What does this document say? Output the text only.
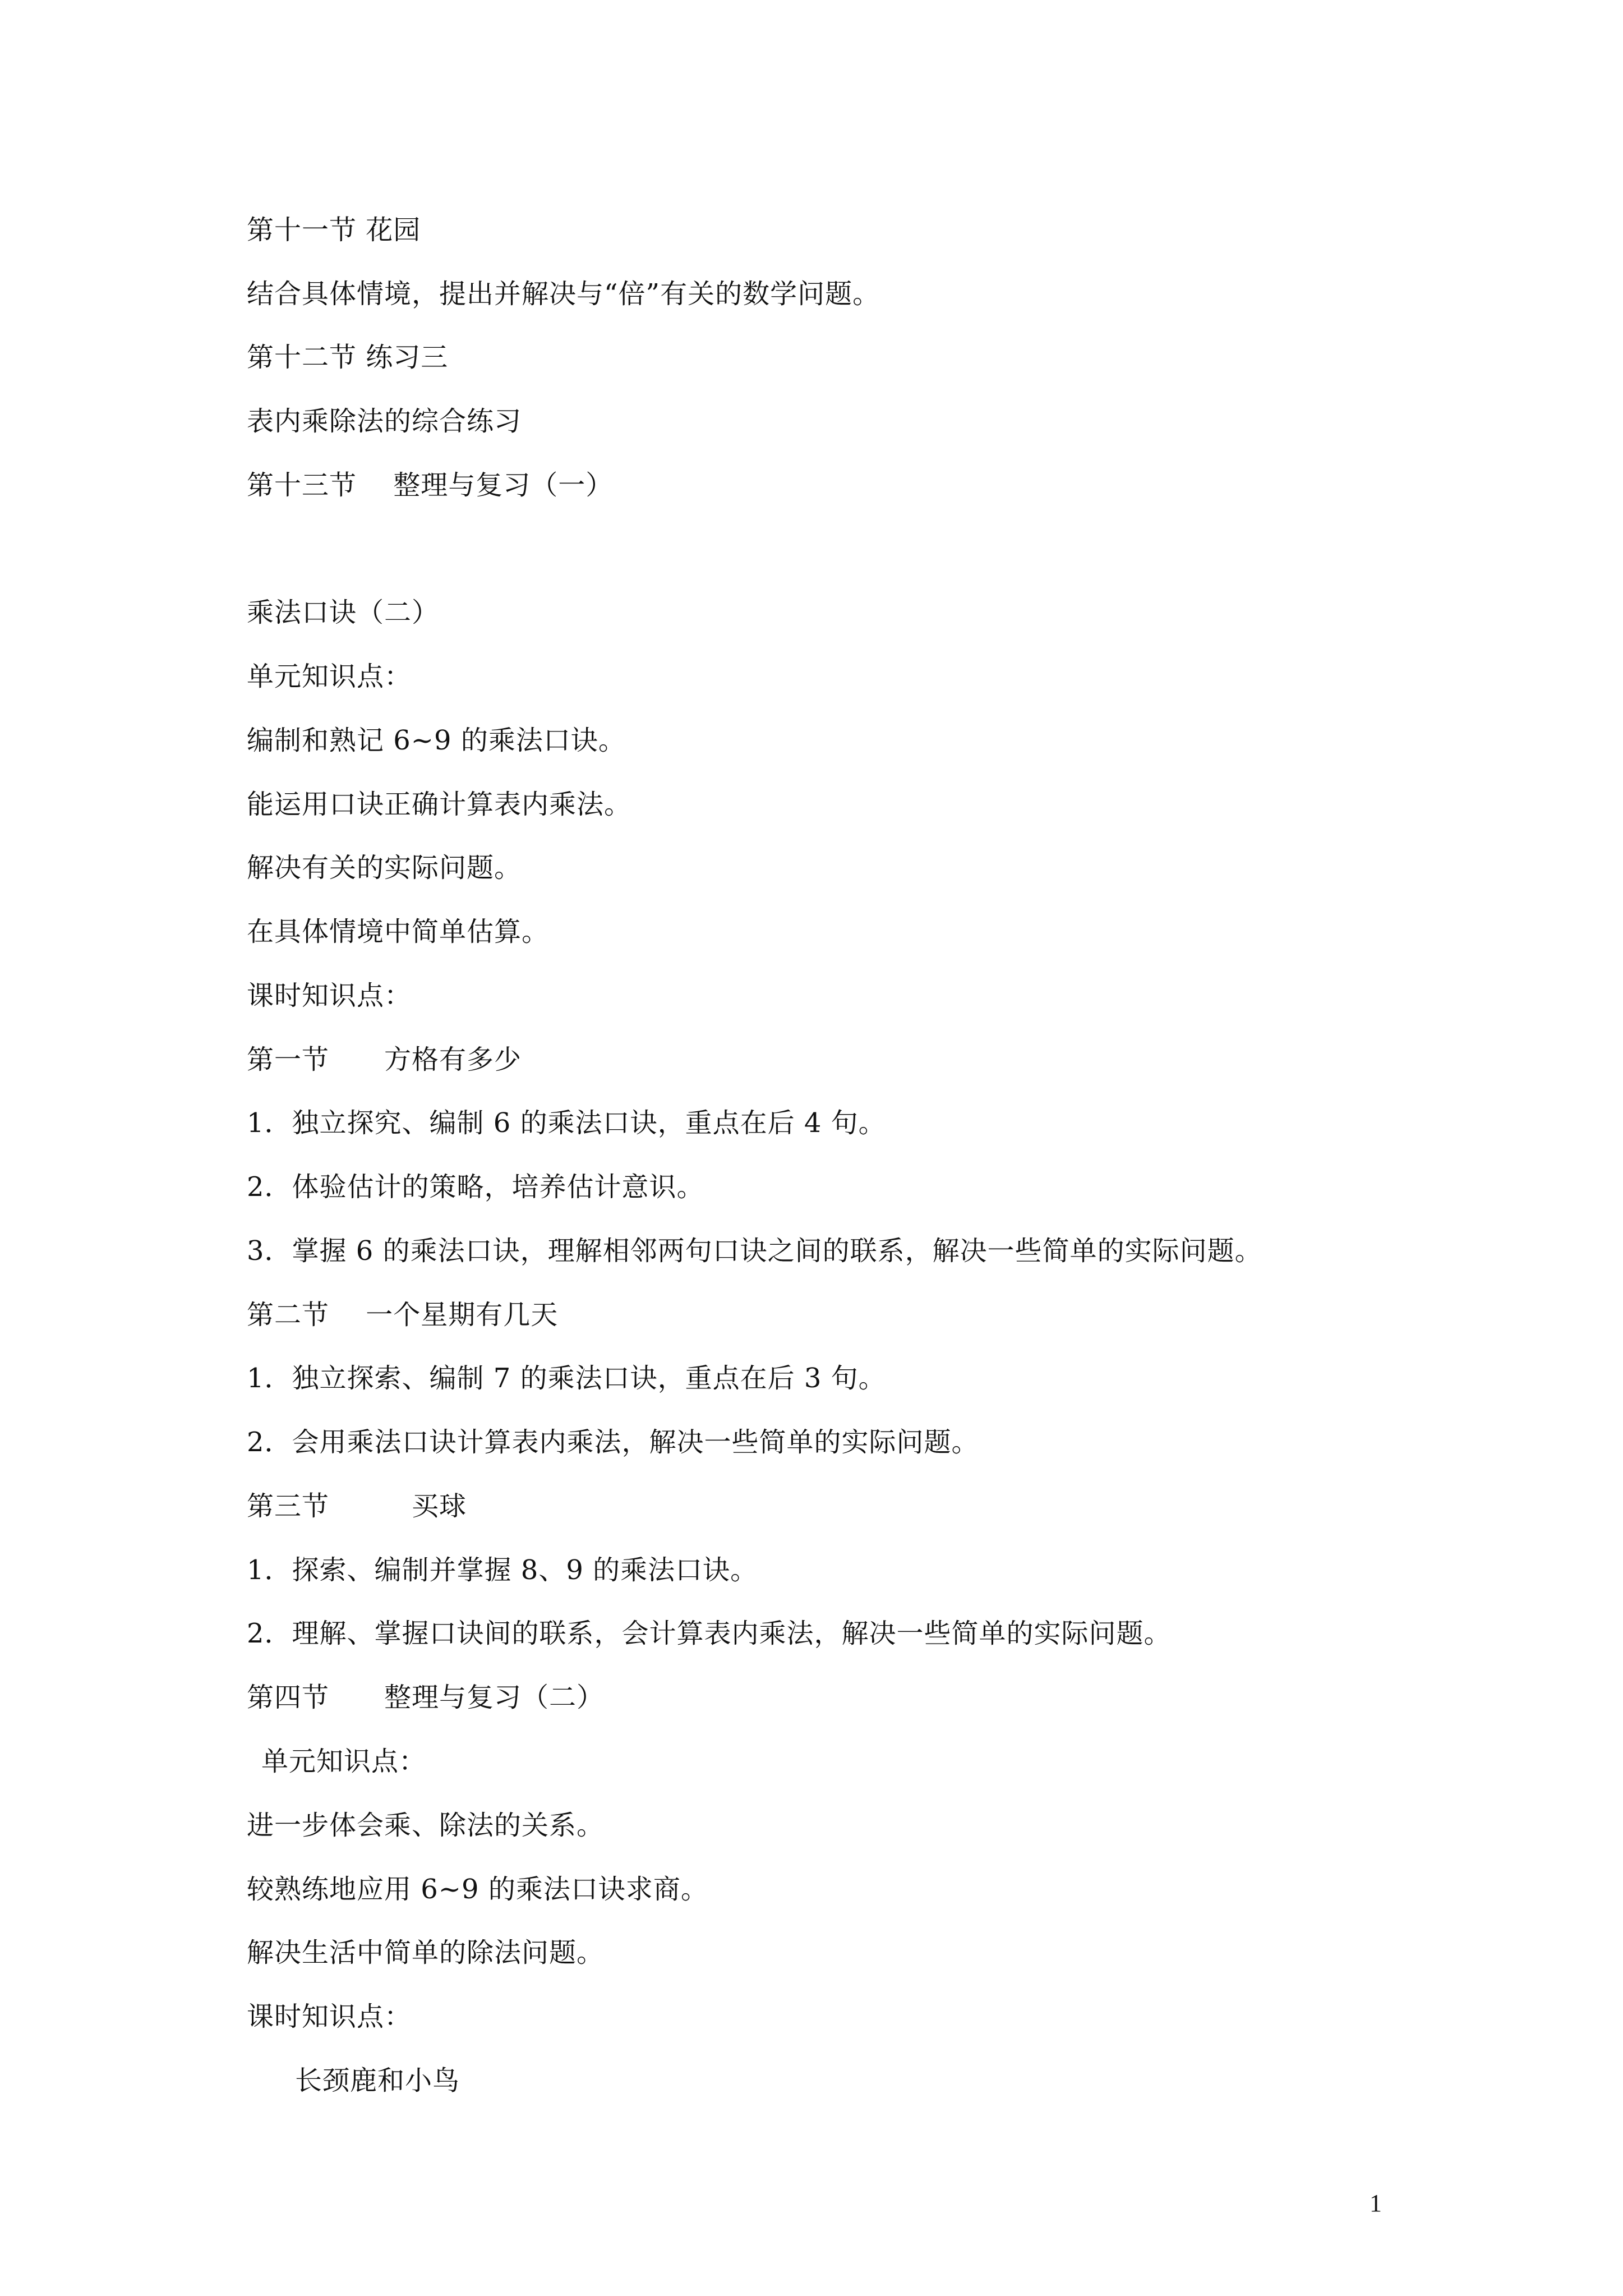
第十一节 花园
结合具体情境，提出并解决与“倍”有关的数学问题。
第十二节 练习三
表内乘除法的综合练习
第十三节　 整理与复习（一）
乘法口诀（二）
单元知识点：
编制和熟记 6~9 的乘法口诀。
能运用口诀正确计算表内乘法。
解决有关的实际问题。
在具体情境中简单估算。
课时知识点：
第一节　　方格有多少
1．独立探究、编制 6 的乘法口诀，重点在后 4 句。
2．体验估计的策略，培养估计意识。
3．掌握 6 的乘法口诀，理解相邻两句口诀之间的联系，解决一些简单的实际问题。
第二节　 一个星期有几天
1．独立探索、编制 7 的乘法口诀，重点在后 3 句。
2．会用乘法口诀计算表内乘法，解决一些简单的实际问题。
第三节　　　买球
1．探索、编制并掌握 8、9 的乘法口诀。
2．理解、掌握口诀间的联系，会计算表内乘法，解决一些简单的实际问题。
第四节　　整理与复习（二）
单元知识点：
进一步体会乘、除法的关系。
较熟练地应用 6~9 的乘法口诀求商。
解决生活中简单的除法问题。
课时知识点：
长颈鹿和小鸟
1
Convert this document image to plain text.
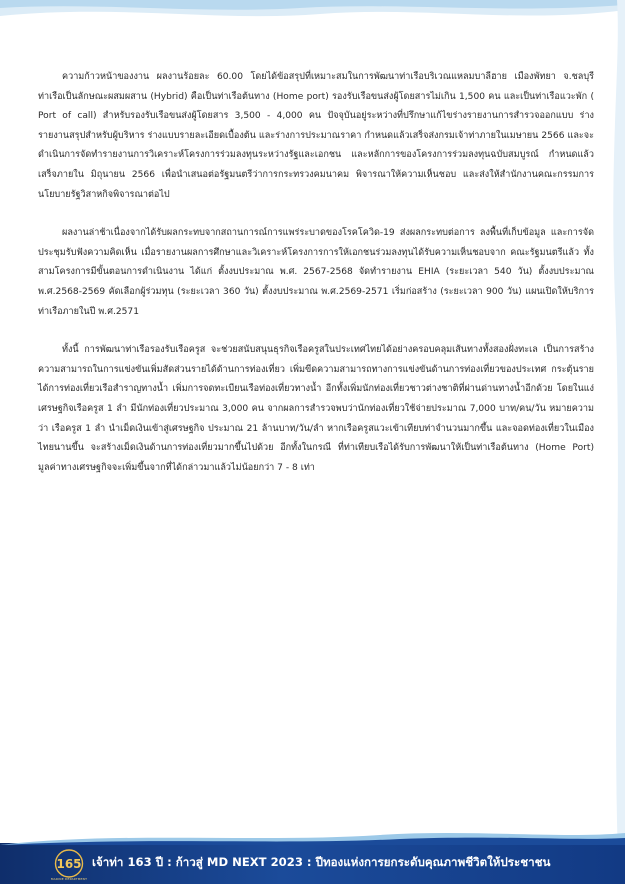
ความก้าวหน้าของงาน ผลงานร้อยละ 60.00 โดยได้ข้อสรุปที่เหมาะสมในการพัฒนาท่าเรือบริเวณแหลมบาลีฮาย เมืองพัทยา จ.ชลบุรี ท่าเรือเป็นลักษณะผสมผสาน (Hybrid) คือเป็นท่าเรือต้นทาง (Home port) รองรับเรือขนส่งผู้โดยสารไม่เกิน 1,500 คน และเป็นท่าเรือแวะพัก ( Port of call) สำหรับรองรับเรือขนส่งผู้โดยสาร 3,500 - 4,000 คน ปัจจุบันอยู่ระหว่างที่ปรึกษาแก้ไขร่างรายงานการสำรวจออกแบบ ร่างรายงานสรุปสำหรับผู้บริหาร ร่างแบบรายละเอียดเบื้องต้น และร่างการประมาณราคา กำหนดแล้วเสร็จส่งกรมเจ้าท่าภายในเมษายน 2566 และจะดำเนินการจัดทำรายงานการวิเคราะห์โครงการร่วมลงทุนระหว่างรัฐและเอกชน และหลักการของโครงการร่วมลงทุนฉบับสมบูรณ์ กำหนดแล้วเสร็จภายใน มิถุนายน 2566 เพื่อนำเสนอต่อรัฐมนตรีว่าการกระทรวงคมนาคม พิจารณาให้ความเห็นชอบ และส่งให้สำนักงานคณะกรรมการนโยบายรัฐวิสาหกิจพิจารณาต่อไป

ผลงานล่าช้าเนื่องจากได้รับผลกระทบจากสถานการณ์การแพร่ระบาดของโรคโควิด-19 ส่งผลกระทบต่อการ ลงพื้นที่เก็บข้อมูล และการจัดประชุมรับฟังความคิดเห็น เมื่อรายงานผลการศึกษาและวิเคราะห์โครงการการให้เอกชนร่วมลงทุนได้รับความเห็นชอบจาก คณะรัฐมนตรีแล้ว ทั้งสามโครงการมีขั้นตอนการดำเนินงาน ได้แก่ ตั้งงบประมาณ พ.ศ. 2567-2568 จัดทำรายงาน EHIA (ระยะเวลา 540 วัน) ตั้งงบประมาณ พ.ศ.2568-2569 คัดเลือกผู้ร่วมทุน (ระยะเวลา 360 วัน) ตั้งงบประมาณ พ.ศ.2569-2571 เริ่มก่อสร้าง (ระยะเวลา 900 วัน) แผนเปิดให้บริการท่าเรือภายในปี พ.ศ.2571

ทั้งนี้ การพัฒนาท่าเรือรองรับเรือครูส จะช่วยสนับสนุนธุรกิจเรือครูสในประเทศไทยได้อย่างครอบคลุมเส้นทางทั้งสองฝั่งทะเล เป็นการสร้างความสามารถในการแข่งขันเพิ่มสัดส่วนรายได้ด้านการท่องเที่ยว เพิ่มขีดความสามารถทางการแข่งขันด้านการท่องเที่ยวของประเทศ กระตุ้นรายได้การท่องเที่ยวเรือสำราญทางน้ำ เพิ่มการจดทะเบียนเรือท่องเที่ยวทางน้ำ อีกทั้งเพิ่มนักท่องเที่ยวชาวต่างชาติที่ผ่านด่านทางน้ำอีกด้วย โดยในแง่เศรษฐกิจเรือครูส 1 ลำ มีนักท่องเที่ยวประมาณ 3,000 คน จากผลการสำรวจพบว่านักท่องเที่ยวใช้จ่ายประมาณ 7,000 บาท/คน/วัน หมายความว่า เรือครูส 1 ลำ นำเม็ดเงินเข้าสู่เศรษฐกิจ ประมาณ 21 ล้านบาท/วัน/ลำ หากเรือครูสแวะเข้าเทียบท่าจำนวนมากขึ้น และจอดท่องเที่ยวในเมืองไทยนานขึ้น จะสร้างเม็ดเงินด้านการท่องเที่ยวมากขึ้นไปด้วย อีกทั้งในกรณี ที่ท่าเทียบเรือได้รับการพัฒนาให้เป็นท่าเรือต้นทาง (Home Port) มูลค่าทางเศรษฐกิจจะเพิ่มขึ้นจากที่ได้กล่าวมาแล้วไม่น้อยกว่า 7 - 8 เท่า

165
MARINE DEPARTMENT
เจ้าท่า 163 ปี : ก้าวสู่ MD NEXT 2023 : ปีทองแห่งการยกระดับคุณภาพชีวิตให้ประชาชน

§ **Goal of the exercise**
Retype all entries exactly as they appear, dropping the images.

§ **Answer for this exercise**
What does this document say? Output the text only.
第十一节 花园
结合具体情境，提出并解决与“倍”有关的数学问题。
第十二节 练习三
表内乘除法的综合练习
第十三节　 整理与复习（一）
乘法口诀（二）
单元知识点：
编制和熟记 6~9 的乘法口诀。
能运用口诀正确计算表内乘法。
解决有关的实际问题。
在具体情境中简单估算。
课时知识点：
第一节　　方格有多少
1．独立探究、编制 6 的乘法口诀，重点在后 4 句。
2．体验估计的策略，培养估计意识。
3．掌握 6 的乘法口诀，理解相邻两句口诀之间的联系，解决一些简单的实际问题。
第二节　 一个星期有几天
1．独立探索、编制 7 的乘法口诀，重点在后 3 句。
2．会用乘法口诀计算表内乘法，解决一些简单的实际问题。
第三节　　　买球
1．探索、编制并掌握 8、9 的乘法口诀。
2．理解、掌握口诀间的联系，会计算表内乘法，解决一些简单的实际问题。
第四节　　整理与复习（二）
单元知识点：
进一步体会乘、除法的关系。
较熟练地应用 6~9 的乘法口诀求商。
解决生活中简单的除法问题。
课时知识点：
长颈鹿和小鸟
1
Convert this document image to plain text.
ความก้าวหน้าของงาน ผลงานร้อยละ 60.00 โดยได้ข้อสรุปที่เหมาะสมในการพัฒนาท่าเรือบริเวณแหลมบาลีฮาย เมืองพัทยา จ.ชลบุรี ท่าเรือเป็นลักษณะผสมผสาน (Hybrid) คือเป็นท่าเรือต้นทาง (Home port) รองรับเรือขนส่งผู้โดยสารไม่เกิน 1,500 คน และเป็นท่าเรือแวะพัก ( Port of call) สำหรับรองรับเรือขนส่งผู้โดยสาร 3,500 - 4,000 คน ปัจจุบันอยู่ระหว่างที่ปรึกษาแก้ไขร่างรายงานการสำรวจออกแบบ ร่างรายงานสรุปสำหรับผู้บริหาร ร่างแบบรายละเอียดเบื้องต้น และร่างการประมาณราคา กำหนดแล้วเสร็จส่งกรมเจ้าท่าภายในเมษายน 2566 และจะดำเนินการจัดทำรายงานการวิเคราะห์โครงการร่วมลงทุนระหว่างรัฐและเอกชน และหลักการของโครงการร่วมลงทุนฉบับสมบูรณ์ กำหนดแล้วเสร็จภายใน มิถุนายน 2566 เพื่อนำเสนอต่อรัฐมนตรีว่าการกระทรวงคมนาคม พิจารณาให้ความเห็นชอบ และส่งให้สำนักงานคณะกรรมการนโยบายรัฐวิสาหกิจพิจารณาต่อไป

ผลงานล่าช้าเนื่องจากได้รับผลกระทบจากสถานการณ์การแพร่ระบาดของโรคโควิด-19 ส่งผลกระทบต่อการ ลงพื้นที่เก็บข้อมูล และการจัดประชุมรับฟังความคิดเห็น เมื่อรายงานผลการศึกษาและวิเคราะห์โครงการการให้เอกชนร่วมลงทุนได้รับความเห็นชอบจาก คณะรัฐมนตรีแล้ว ทั้งสามโครงการมีขั้นตอนการดำเนินงาน ได้แก่ ตั้งงบประมาณ พ.ศ. 2567-2568 จัดทำรายงาน EHIA (ระยะเวลา 540 วัน) ตั้งงบประมาณ พ.ศ.2568-2569 คัดเลือกผู้ร่วมทุน (ระยะเวลา 360 วัน) ตั้งงบประมาณ พ.ศ.2569-2571 เริ่มก่อสร้าง (ระยะเวลา 900 วัน) แผนเปิดให้บริการท่าเรือภายในปี พ.ศ.2571

ทั้งนี้ การพัฒนาท่าเรือรองรับเรือครูส จะช่วยสนับสนุนธุรกิจเรือครูสในประเทศไทยได้อย่างครอบคลุมเส้นทางทั้งสองฝั่งทะเล เป็นการสร้างความสามารถในการแข่งขันเพิ่มสัดส่วนรายได้ด้านการท่องเที่ยว เพิ่มขีดความสามารถทางการแข่งขันด้านการท่องเที่ยวของประเทศ กระตุ้นรายได้การท่องเที่ยวเรือสำราญทางน้ำ เพิ่มการจดทะเบียนเรือท่องเที่ยวทางน้ำ อีกทั้งเพิ่มนักท่องเที่ยวชาวต่างชาติที่ผ่านด่านทางน้ำอีกด้วย โดยในแง่เศรษฐกิจเรือครูส 1 ลำ มีนักท่องเที่ยวประมาณ 3,000 คน จากผลการสำรวจพบว่านักท่องเที่ยวใช้จ่ายประมาณ 7,000 บาท/คน/วัน หมายความว่า เรือครูส 1 ลำ นำเม็ดเงินเข้าสู่เศรษฐกิจ ประมาณ 21 ล้านบาท/วัน/ลำ หากเรือครูสแวะเข้าเทียบท่าจำนวนมากขึ้น และจอดท่องเที่ยวในเมืองไทยนานขึ้น จะสร้างเม็ดเงินด้านการท่องเที่ยวมากขึ้นไปด้วย อีกทั้งในกรณี ที่ท่าเทียบเรือได้รับการพัฒนาให้เป็นท่าเรือต้นทาง (Home Port) มูลค่าทางเศรษฐกิจจะเพิ่มขึ้นจากที่ได้กล่าวมาแล้วไม่น้อยกว่า 7 - 8 เท่า

165
MARINE DEPARTMENT
เจ้าท่า 163 ปี : ก้าวสู่ MD NEXT 2023 : ปีทองแห่งการยกระดับคุณภาพชีวิตให้ประชาชน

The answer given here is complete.